WORK INSTRUCTIONS
Which lines in the material below contain the word "color"? Copy each of them.

- - -

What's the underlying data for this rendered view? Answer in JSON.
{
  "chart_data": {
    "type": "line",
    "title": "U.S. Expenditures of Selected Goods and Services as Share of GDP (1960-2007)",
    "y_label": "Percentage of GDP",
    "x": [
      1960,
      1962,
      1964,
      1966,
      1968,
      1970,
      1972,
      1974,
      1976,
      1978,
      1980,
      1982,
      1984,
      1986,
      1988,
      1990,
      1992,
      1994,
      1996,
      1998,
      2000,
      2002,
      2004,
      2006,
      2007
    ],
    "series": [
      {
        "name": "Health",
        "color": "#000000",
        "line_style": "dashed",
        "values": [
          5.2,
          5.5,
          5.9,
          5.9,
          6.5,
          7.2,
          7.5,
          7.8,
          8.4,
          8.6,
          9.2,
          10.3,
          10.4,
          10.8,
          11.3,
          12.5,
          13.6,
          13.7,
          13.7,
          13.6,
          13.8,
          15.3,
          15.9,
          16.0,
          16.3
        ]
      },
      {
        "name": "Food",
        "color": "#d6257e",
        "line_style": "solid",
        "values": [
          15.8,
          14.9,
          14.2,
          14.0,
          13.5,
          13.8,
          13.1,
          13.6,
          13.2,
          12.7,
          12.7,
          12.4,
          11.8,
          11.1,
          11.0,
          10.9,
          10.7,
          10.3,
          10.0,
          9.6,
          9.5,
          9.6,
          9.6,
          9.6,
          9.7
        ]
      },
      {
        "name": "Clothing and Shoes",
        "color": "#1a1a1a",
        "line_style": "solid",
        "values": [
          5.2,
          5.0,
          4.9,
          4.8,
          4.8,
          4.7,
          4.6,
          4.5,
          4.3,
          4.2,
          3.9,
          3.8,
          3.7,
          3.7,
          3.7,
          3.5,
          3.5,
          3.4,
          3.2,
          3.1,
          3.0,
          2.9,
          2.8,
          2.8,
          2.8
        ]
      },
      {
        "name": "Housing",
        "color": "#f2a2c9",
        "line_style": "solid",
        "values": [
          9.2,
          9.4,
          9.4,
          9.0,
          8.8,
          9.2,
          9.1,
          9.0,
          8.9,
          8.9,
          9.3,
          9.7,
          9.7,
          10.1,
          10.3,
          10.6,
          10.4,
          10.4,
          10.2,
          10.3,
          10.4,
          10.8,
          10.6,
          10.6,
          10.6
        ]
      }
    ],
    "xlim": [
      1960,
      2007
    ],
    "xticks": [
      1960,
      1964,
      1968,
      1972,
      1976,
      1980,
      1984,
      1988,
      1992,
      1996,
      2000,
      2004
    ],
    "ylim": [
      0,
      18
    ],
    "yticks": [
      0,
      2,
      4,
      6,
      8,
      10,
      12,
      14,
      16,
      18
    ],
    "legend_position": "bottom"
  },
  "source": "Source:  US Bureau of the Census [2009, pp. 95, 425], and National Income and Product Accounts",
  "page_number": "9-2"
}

- - -

EXERCISE RESULT
        "color": "#000000",
        "color": "#d6257e",
        "color": "#1a1a1a",
        "color": "#f2a2c9",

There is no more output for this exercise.